— RECORDS SHOWN —
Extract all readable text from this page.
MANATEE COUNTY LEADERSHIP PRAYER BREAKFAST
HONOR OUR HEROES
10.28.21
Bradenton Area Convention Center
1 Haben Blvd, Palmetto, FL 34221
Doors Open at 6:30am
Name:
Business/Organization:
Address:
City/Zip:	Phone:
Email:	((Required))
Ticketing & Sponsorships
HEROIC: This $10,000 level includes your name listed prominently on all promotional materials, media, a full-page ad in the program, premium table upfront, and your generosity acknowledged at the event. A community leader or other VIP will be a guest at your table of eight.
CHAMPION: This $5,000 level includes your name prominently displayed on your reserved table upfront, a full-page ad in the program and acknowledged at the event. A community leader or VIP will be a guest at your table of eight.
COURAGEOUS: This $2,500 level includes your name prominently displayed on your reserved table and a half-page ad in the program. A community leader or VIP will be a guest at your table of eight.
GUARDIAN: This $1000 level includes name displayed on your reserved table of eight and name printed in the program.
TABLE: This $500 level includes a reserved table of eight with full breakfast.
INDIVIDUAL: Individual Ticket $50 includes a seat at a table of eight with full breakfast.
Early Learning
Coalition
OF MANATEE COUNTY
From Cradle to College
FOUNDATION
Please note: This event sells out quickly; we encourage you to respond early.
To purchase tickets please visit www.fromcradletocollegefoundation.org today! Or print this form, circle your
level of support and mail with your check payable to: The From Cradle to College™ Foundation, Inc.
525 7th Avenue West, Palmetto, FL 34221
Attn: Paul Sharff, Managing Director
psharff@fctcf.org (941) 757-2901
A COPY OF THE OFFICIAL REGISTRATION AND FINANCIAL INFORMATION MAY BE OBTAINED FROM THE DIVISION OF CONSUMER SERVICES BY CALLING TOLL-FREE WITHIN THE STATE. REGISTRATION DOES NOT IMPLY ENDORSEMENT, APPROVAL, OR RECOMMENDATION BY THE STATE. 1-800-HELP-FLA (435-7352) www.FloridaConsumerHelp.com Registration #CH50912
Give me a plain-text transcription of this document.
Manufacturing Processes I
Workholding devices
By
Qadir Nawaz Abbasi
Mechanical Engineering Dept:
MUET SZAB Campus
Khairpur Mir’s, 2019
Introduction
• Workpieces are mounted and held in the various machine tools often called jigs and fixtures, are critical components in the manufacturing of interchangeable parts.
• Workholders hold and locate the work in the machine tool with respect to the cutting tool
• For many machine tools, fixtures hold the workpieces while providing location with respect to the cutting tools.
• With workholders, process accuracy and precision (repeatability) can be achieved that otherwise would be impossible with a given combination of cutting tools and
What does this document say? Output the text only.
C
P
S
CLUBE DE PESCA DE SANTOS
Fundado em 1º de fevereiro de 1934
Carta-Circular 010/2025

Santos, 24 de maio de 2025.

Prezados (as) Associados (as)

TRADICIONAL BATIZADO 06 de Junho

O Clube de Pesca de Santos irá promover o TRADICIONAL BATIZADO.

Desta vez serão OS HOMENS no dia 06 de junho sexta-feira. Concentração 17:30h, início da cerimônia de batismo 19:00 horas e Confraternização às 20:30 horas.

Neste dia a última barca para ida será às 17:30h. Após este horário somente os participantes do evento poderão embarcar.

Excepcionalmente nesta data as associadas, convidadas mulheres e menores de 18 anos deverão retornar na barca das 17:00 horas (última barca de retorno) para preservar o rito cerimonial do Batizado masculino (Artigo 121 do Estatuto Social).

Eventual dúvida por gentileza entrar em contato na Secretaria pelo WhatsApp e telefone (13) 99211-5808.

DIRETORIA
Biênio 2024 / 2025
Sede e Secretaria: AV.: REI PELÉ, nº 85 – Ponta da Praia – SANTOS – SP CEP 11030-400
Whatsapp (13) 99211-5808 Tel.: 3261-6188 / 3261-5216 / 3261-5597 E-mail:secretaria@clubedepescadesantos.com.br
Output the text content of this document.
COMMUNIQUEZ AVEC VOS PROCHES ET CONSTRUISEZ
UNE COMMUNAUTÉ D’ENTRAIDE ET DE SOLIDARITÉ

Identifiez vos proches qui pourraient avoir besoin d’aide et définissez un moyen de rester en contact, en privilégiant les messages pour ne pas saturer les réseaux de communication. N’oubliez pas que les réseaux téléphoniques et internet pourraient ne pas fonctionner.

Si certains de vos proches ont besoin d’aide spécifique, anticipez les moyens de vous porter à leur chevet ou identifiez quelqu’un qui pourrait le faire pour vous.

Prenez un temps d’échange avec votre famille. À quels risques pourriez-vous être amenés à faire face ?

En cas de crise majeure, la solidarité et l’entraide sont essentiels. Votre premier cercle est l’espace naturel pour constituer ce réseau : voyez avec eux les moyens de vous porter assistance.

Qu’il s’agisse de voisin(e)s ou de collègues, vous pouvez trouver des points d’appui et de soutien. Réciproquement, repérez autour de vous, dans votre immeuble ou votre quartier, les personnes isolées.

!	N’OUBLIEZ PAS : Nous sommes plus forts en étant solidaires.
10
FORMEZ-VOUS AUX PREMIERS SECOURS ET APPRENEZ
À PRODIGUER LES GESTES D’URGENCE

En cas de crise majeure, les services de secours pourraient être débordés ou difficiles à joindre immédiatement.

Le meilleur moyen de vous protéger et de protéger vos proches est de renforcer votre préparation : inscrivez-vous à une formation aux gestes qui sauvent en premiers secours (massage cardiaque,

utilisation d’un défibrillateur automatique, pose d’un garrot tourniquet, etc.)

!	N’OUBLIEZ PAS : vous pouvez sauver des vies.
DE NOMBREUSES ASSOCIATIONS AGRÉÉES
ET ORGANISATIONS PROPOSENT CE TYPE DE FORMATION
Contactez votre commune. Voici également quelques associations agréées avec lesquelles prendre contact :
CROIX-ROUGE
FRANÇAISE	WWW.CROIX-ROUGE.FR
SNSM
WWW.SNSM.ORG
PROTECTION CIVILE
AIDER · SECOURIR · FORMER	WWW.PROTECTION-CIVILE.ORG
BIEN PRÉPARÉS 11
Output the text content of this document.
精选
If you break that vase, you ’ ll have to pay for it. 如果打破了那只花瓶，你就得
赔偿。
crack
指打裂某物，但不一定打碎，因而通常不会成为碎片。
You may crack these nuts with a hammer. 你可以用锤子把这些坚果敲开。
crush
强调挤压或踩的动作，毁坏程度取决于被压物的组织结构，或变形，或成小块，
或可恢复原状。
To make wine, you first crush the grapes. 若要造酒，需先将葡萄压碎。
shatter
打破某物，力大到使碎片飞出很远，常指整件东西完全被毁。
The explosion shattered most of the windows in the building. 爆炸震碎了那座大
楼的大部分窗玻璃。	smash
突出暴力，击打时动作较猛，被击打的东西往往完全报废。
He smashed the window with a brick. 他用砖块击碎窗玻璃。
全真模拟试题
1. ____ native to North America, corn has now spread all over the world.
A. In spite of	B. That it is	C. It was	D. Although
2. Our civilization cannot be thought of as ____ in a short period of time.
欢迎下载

— THE EXERCISE —
From the records, copy every line that has the string "ROUGE" in it.

— CORRECT OUTPUT —
CROIX-ROUGE
FRANÇAISE	WWW.CROIX-ROUGE.FR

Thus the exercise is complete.